## START SOURCE PASSAGE

£28m Sales Incentives fine for big British banks

11 Dec 2013

Two leading UK banks, Lloyds TSB and Bank of Scotland (including the Halifax), have been fined £28,038,844 by the UK’s Financial Conduct Authority (FCA) over serious failings in the controls of Sales Incentives schemes which led to thousands of consumers ending up with wrong and inappropriate products.

lloyds bank

This is the largest ever fine imposed on UK banks for retail conduct failings.

The FCA said that Lloyds TSB and Bank of Scotland’s sales incentive schemes led to a serious risk that sales staff were put under pressure to hit targets to get a bonus or avoid being demoted, rather than focus on what consumers may need or want.

In one instance an adviser sold protection products to himself, his wife and a colleague to prevent himself from being demoted.

In some cases a demotion of two levels could mean a 50 per cent cut in salary.

The regulator also cited one scheme known as the ‘champagne bonus’ which could see an adviser receiving 35% of their monthly salary as a bonus as soon as they reached their sales target.

Other schemes included “a grand in your hand”,  a one off bonus of £1000 for meeting a target.

## END SOURCE PASSAGE
## START DATASET CONTENT

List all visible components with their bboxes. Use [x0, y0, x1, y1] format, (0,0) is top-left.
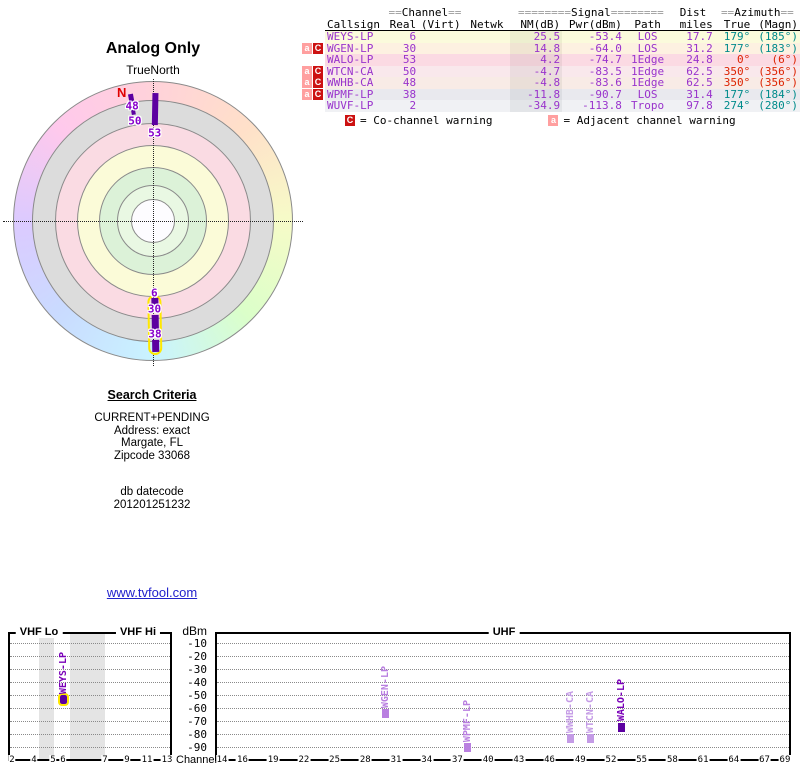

## END DATASET CONTENT

_TASKS FOR THIS EXERCISE_
a) In the bank fine article, what portion of an adviser's monthly salary could the "champagne bonus" pay out?
b) Transcribe the stretch of the bank fine article from "In one instance" through "cut in salary.".
c) Continue the bank fine article from the end of its last sentence.
The listing comes from a different source than the bank fine article.

_PER-TASK ANSWERS_
a) 35% of their monthly salary.

b)
In one instance an adviser sold protection products to himself, his wife and a colleague to prevent himself from being demoted.

In some cases a demotion of two levels could mean a 50 per cent cut in salary.

c)
Consumers International has campaigned for changes in Sales Incentives schemes used by banks and an end to the banking culture of ‘profit and sales before service and compliance.’

Regional, branch and individual incentives create a pressure selling environment and a conflict of interest. Sales incentives have been highlighted in a number of mis-selling scandals.

To properly address problems with sales incentive schemes, there needs to be:

  • An end to the most aggressive incentive schemes.
  • Clear responsibility for incentive schemes at Board Level.
  • Enhanced whistle blowing mechanisms to report problems.


The FCA found that Lloyds TSB and Bank of Scotland (including Halifax) had higher risk features in their advisers’ financial incentive schemes which were not properly controlled. 

This created a significant risk that advisers would maintain or increase their salaries, and earn bonuses, by selling products to customers that they did not need or want.


The serious failings related to the sales incentives and sales targets policies and practices employed by Lloyds TSB and Bank of Scotland have potentially serious consequences for consumers and bank workers, but this is just one part of the story.

The repeated need for large scale penalties for unsuitable conduct by financial services firms, including the use of inappropriate sales incentives, has implications for the stability of the financial system. 

This case is just one of many that demonstrate the importance of effective consumer protection measures and enforcement as a means of managing risk, promoting trust and contributing to the stability of the banking system globally.

This is an issue that financial regulators and international institutions including the Financial Stability Board (and its members) need to address properly.

The links between what how banks behave and how this affects financial stability need to be clearer.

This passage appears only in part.